## What to work on
All of the data should be repeated exactly; pictures are not part of the copy.

## Records to use
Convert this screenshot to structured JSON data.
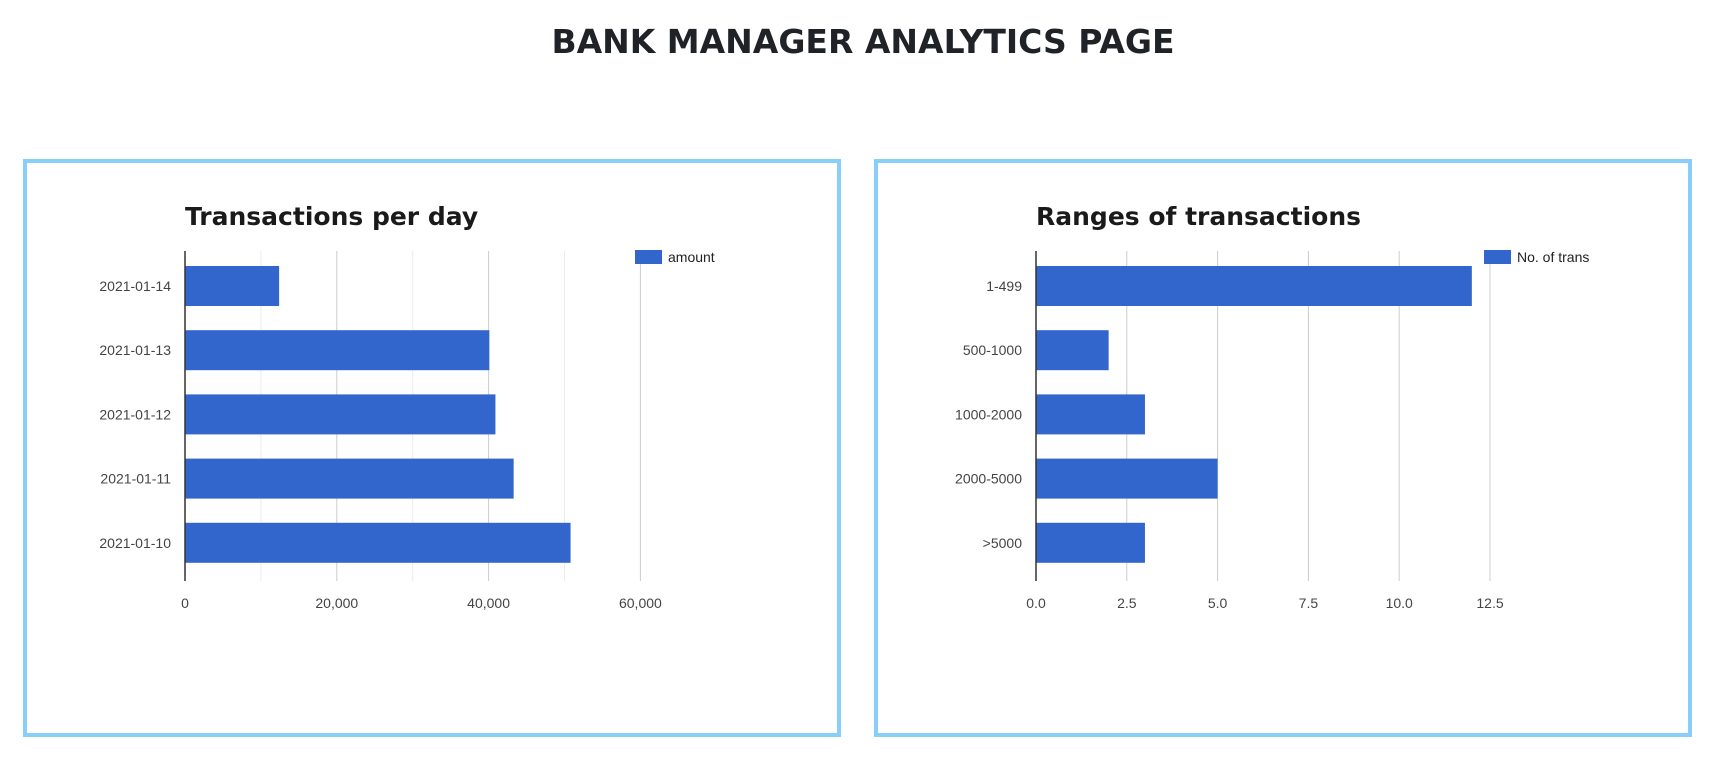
{
  "page": {
    "title": "BANK MANAGER ANALYTICS PAGE"
  },
  "colors": {
    "bar": "#3366cc",
    "card_border": "#87cefa",
    "grid_major": "#cccccc",
    "grid_minor": "#ebebeb",
    "axis": "#333333"
  },
  "chart_data": [
    {
      "type": "bar",
      "orientation": "horizontal",
      "title": "Transactions per day",
      "categories": [
        "2021-01-14",
        "2021-01-13",
        "2021-01-12",
        "2021-01-11",
        "2021-01-10"
      ],
      "series": [
        {
          "name": "amount",
          "values": [
            12400,
            40100,
            40900,
            43300,
            50800
          ]
        }
      ],
      "xlim": [
        0,
        65000
      ],
      "xticks": [
        0,
        20000,
        40000,
        60000
      ],
      "xtick_labels": [
        "0",
        "20,000",
        "40,000",
        "60,000"
      ],
      "minor_gridlines": true,
      "legend_position": "top-right",
      "grid": true
    },
    {
      "type": "bar",
      "orientation": "horizontal",
      "title": "Ranges of transactions",
      "categories": [
        "1-499",
        "500-1000",
        "1000-2000",
        "2000-5000",
        ">5000"
      ],
      "series": [
        {
          "name": "No. of trans",
          "values": [
            12,
            2,
            3,
            5,
            3
          ]
        }
      ],
      "xlim": [
        0,
        13
      ],
      "xticks": [
        0,
        2.5,
        5,
        7.5,
        10,
        12.5
      ],
      "xtick_labels": [
        "0.0",
        "2.5",
        "5.0",
        "7.5",
        "10.0",
        "12.5"
      ],
      "minor_gridlines": false,
      "legend_position": "top-right",
      "grid": true
    }
  ]
}
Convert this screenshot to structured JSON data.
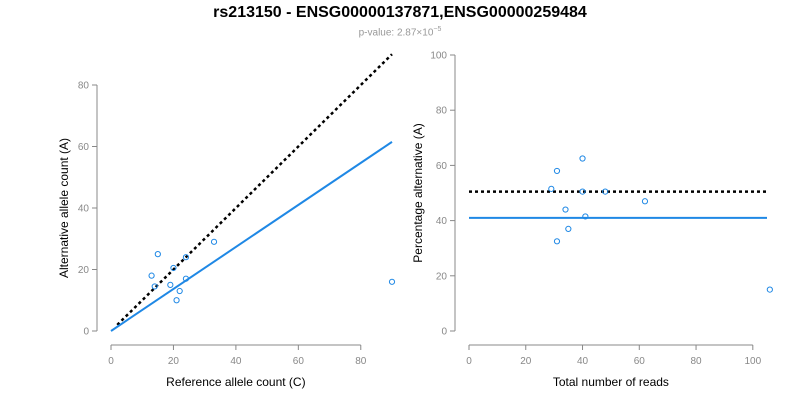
{
  "header": {
    "title": "rs213150 - ENSG00000137871,ENSG00000259484",
    "pvalue_prefix": "p-value: 2.87×10",
    "pvalue_exponent": "−5"
  },
  "colors": {
    "fit": "#1f88e5",
    "points": "#1f88e5",
    "reference": "#000000",
    "axis": "#888888"
  },
  "chart_data": [
    {
      "type": "scatter",
      "xlabel": "Reference allele count (C)",
      "ylabel": "Alternative allele count (A)",
      "xlim": [
        0,
        90
      ],
      "ylim": [
        0,
        80
      ],
      "xticks": [
        0,
        20,
        40,
        60,
        80
      ],
      "yticks": [
        0,
        20,
        40,
        60,
        80
      ],
      "grid": false,
      "points": [
        {
          "x": 13,
          "y": 18
        },
        {
          "x": 14,
          "y": 14.5
        },
        {
          "x": 15,
          "y": 25
        },
        {
          "x": 19,
          "y": 15
        },
        {
          "x": 20,
          "y": 20.5
        },
        {
          "x": 21,
          "y": 10
        },
        {
          "x": 22,
          "y": 13
        },
        {
          "x": 24,
          "y": 17
        },
        {
          "x": 24,
          "y": 24
        },
        {
          "x": 33,
          "y": 29
        },
        {
          "x": 90,
          "y": 16
        }
      ],
      "reference_line": {
        "style": "dotted",
        "x": [
          2,
          90
        ],
        "y": [
          2,
          90
        ]
      },
      "fit_line": {
        "style": "solid",
        "x": [
          0,
          90
        ],
        "y": [
          0,
          61.5
        ]
      }
    },
    {
      "type": "scatter",
      "xlabel": "Total number of reads",
      "ylabel": "Percentage alternative (A)",
      "xlim": [
        0,
        105
      ],
      "ylim": [
        0,
        100
      ],
      "xticks": [
        0,
        20,
        40,
        60,
        80,
        100
      ],
      "yticks": [
        0,
        20,
        40,
        60,
        80,
        100
      ],
      "grid": false,
      "points": [
        {
          "x": 29,
          "y": 51.5
        },
        {
          "x": 31,
          "y": 58
        },
        {
          "x": 31,
          "y": 32.5
        },
        {
          "x": 34,
          "y": 44
        },
        {
          "x": 35,
          "y": 37
        },
        {
          "x": 40,
          "y": 62.5
        },
        {
          "x": 40,
          "y": 50.5
        },
        {
          "x": 41,
          "y": 41.5
        },
        {
          "x": 48,
          "y": 50.5
        },
        {
          "x": 62,
          "y": 47
        },
        {
          "x": 106,
          "y": 15
        }
      ],
      "reference_line": {
        "style": "dotted",
        "x": [
          0,
          105
        ],
        "y": [
          50.5,
          50.5
        ]
      },
      "fit_line": {
        "style": "solid",
        "x": [
          0,
          105
        ],
        "y": [
          41,
          41
        ]
      }
    }
  ]
}
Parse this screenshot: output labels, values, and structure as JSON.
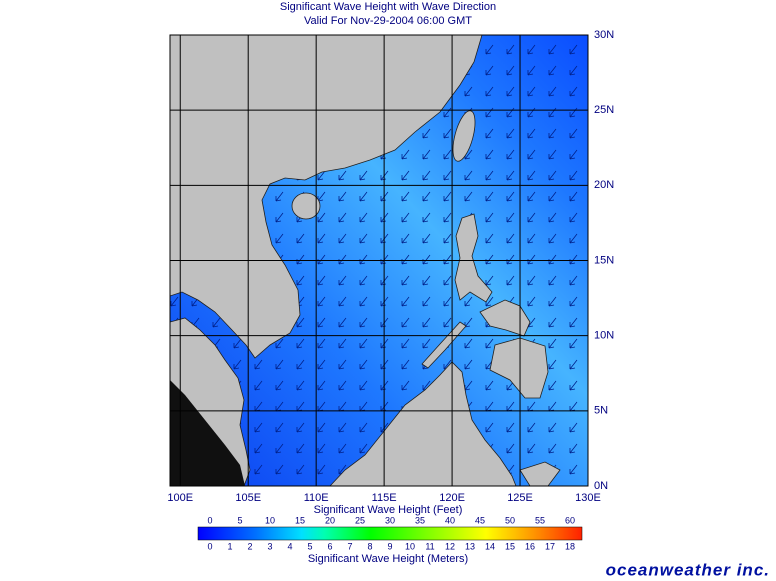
{
  "header": {
    "title": "Significant Wave Height with Wave Direction",
    "subtitle": "Valid For Nov-29-2004 06:00 GMT"
  },
  "map": {
    "xticks": [
      {
        "value": 100,
        "label": "100E"
      },
      {
        "value": 105,
        "label": "105E"
      },
      {
        "value": 110,
        "label": "110E"
      },
      {
        "value": 115,
        "label": "115E"
      },
      {
        "value": 120,
        "label": "120E"
      },
      {
        "value": 125,
        "label": "125E"
      },
      {
        "value": 130,
        "label": "130E"
      }
    ],
    "yticks": [
      {
        "value": 0,
        "label": "0N"
      },
      {
        "value": 5,
        "label": "5N"
      },
      {
        "value": 10,
        "label": "10N"
      },
      {
        "value": 15,
        "label": "15N"
      },
      {
        "value": 20,
        "label": "20N"
      },
      {
        "value": 25,
        "label": "25N"
      },
      {
        "value": 30,
        "label": "30N"
      }
    ]
  },
  "colorbar": {
    "feet_title": "Significant Wave Height (Feet)",
    "feet_ticks": [
      0,
      5,
      10,
      15,
      20,
      25,
      30,
      35,
      40,
      45,
      50,
      55,
      60
    ],
    "meters_title": "Significant Wave Height (Meters)",
    "meters_ticks": [
      0,
      1,
      2,
      3,
      4,
      5,
      6,
      7,
      8,
      9,
      10,
      11,
      12,
      13,
      14,
      15,
      16,
      17,
      18
    ]
  },
  "logo": "oceanweather inc."
}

## Right answer
Convert this screenshot to structured JSON data.
{
  "page": {
    "title": "BANK MANAGER ANALYTICS PAGE"
  },
  "colors": {
    "bar": "#3366cc",
    "card_border": "#87cefa",
    "grid_major": "#cccccc",
    "grid_minor": "#ebebeb",
    "axis": "#333333"
  },
  "chart_data": [
    {
      "type": "bar",
      "orientation": "horizontal",
      "title": "Transactions per day",
      "categories": [
        "2021-01-14",
        "2021-01-13",
        "2021-01-12",
        "2021-01-11",
        "2021-01-10"
      ],
      "series": [
        {
          "name": "amount",
          "values": [
            12400,
            40100,
            40900,
            43300,
            50800
          ]
        }
      ],
      "xlim": [
        0,
        65000
      ],
      "xticks": [
        0,
        20000,
        40000,
        60000
      ],
      "xtick_labels": [
        "0",
        "20,000",
        "40,000",
        "60,000"
      ],
      "minor_gridlines": true,
      "legend_position": "top-right",
      "grid": true
    },
    {
      "type": "bar",
      "orientation": "horizontal",
      "title": "Ranges of transactions",
      "categories": [
        "1-499",
        "500-1000",
        "1000-2000",
        "2000-5000",
        ">5000"
      ],
      "series": [
        {
          "name": "No. of trans",
          "values": [
            12,
            2,
            3,
            5,
            3
          ]
        }
      ],
      "xlim": [
        0,
        13
      ],
      "xticks": [
        0,
        2.5,
        5,
        7.5,
        10,
        12.5
      ],
      "xtick_labels": [
        "0.0",
        "2.5",
        "5.0",
        "7.5",
        "10.0",
        "12.5"
      ],
      "minor_gridlines": false,
      "legend_position": "top-right",
      "grid": true
    }
  ]
}
Convert this screenshot to structured JSON data.
{
  "header": {
    "title": "rs213150 - ENSG00000137871,ENSG00000259484",
    "pvalue_prefix": "p-value: 2.87×10",
    "pvalue_exponent": "−5"
  },
  "colors": {
    "fit": "#1f88e5",
    "points": "#1f88e5",
    "reference": "#000000",
    "axis": "#888888"
  },
  "chart_data": [
    {
      "type": "scatter",
      "xlabel": "Reference allele count (C)",
      "ylabel": "Alternative allele count (A)",
      "xlim": [
        0,
        90
      ],
      "ylim": [
        0,
        80
      ],
      "xticks": [
        0,
        20,
        40,
        60,
        80
      ],
      "yticks": [
        0,
        20,
        40,
        60,
        80
      ],
      "grid": false,
      "points": [
        {
          "x": 13,
          "y": 18
        },
        {
          "x": 14,
          "y": 14.5
        },
        {
          "x": 15,
          "y": 25
        },
        {
          "x": 19,
          "y": 15
        },
        {
          "x": 20,
          "y": 20.5
        },
        {
          "x": 21,
          "y": 10
        },
        {
          "x": 22,
          "y": 13
        },
        {
          "x": 24,
          "y": 17
        },
        {
          "x": 24,
          "y": 24
        },
        {
          "x": 33,
          "y": 29
        },
        {
          "x": 90,
          "y": 16
        }
      ],
      "reference_line": {
        "style": "dotted",
        "x": [
          2,
          90
        ],
        "y": [
          2,
          90
        ]
      },
      "fit_line": {
        "style": "solid",
        "x": [
          0,
          90
        ],
        "y": [
          0,
          61.5
        ]
      }
    },
    {
      "type": "scatter",
      "xlabel": "Total number of reads",
      "ylabel": "Percentage alternative (A)",
      "xlim": [
        0,
        105
      ],
      "ylim": [
        0,
        100
      ],
      "xticks": [
        0,
        20,
        40,
        60,
        80,
        100
      ],
      "yticks": [
        0,
        20,
        40,
        60,
        80,
        100
      ],
      "grid": false,
      "points": [
        {
          "x": 29,
          "y": 51.5
        },
        {
          "x": 31,
          "y": 58
        },
        {
          "x": 31,
          "y": 32.5
        },
        {
          "x": 34,
          "y": 44
        },
        {
          "x": 35,
          "y": 37
        },
        {
          "x": 40,
          "y": 62.5
        },
        {
          "x": 40,
          "y": 50.5
        },
        {
          "x": 41,
          "y": 41.5
        },
        {
          "x": 48,
          "y": 50.5
        },
        {
          "x": 62,
          "y": 47
        },
        {
          "x": 106,
          "y": 15
        }
      ],
      "reference_line": {
        "style": "dotted",
        "x": [
          0,
          105
        ],
        "y": [
          50.5,
          50.5
        ]
      },
      "fit_line": {
        "style": "solid",
        "x": [
          0,
          105
        ],
        "y": [
          41,
          41
        ]
      }
    }
  ]
}
Parse this screenshot: output labels, values, and structure as JSON.
{
  "header": {
    "title": "Significant Wave Height with Wave Direction",
    "subtitle": "Valid For Nov-29-2004 06:00 GMT"
  },
  "map": {
    "xticks": [
      {
        "value": 100,
        "label": "100E"
      },
      {
        "value": 105,
        "label": "105E"
      },
      {
        "value": 110,
        "label": "110E"
      },
      {
        "value": 115,
        "label": "115E"
      },
      {
        "value": 120,
        "label": "120E"
      },
      {
        "value": 125,
        "label": "125E"
      },
      {
        "value": 130,
        "label": "130E"
      }
    ],
    "yticks": [
      {
        "value": 0,
        "label": "0N"
      },
      {
        "value": 5,
        "label": "5N"
      },
      {
        "value": 10,
        "label": "10N"
      },
      {
        "value": 15,
        "label": "15N"
      },
      {
        "value": 20,
        "label": "20N"
      },
      {
        "value": 25,
        "label": "25N"
      },
      {
        "value": 30,
        "label": "30N"
      }
    ]
  },
  "colorbar": {
    "feet_title": "Significant Wave Height (Feet)",
    "feet_ticks": [
      0,
      5,
      10,
      15,
      20,
      25,
      30,
      35,
      40,
      45,
      50,
      55,
      60
    ],
    "meters_title": "Significant Wave Height (Meters)",
    "meters_ticks": [
      0,
      1,
      2,
      3,
      4,
      5,
      6,
      7,
      8,
      9,
      10,
      11,
      12,
      13,
      14,
      15,
      16,
      17,
      18
    ]
  },
  "logo": "oceanweather inc."
}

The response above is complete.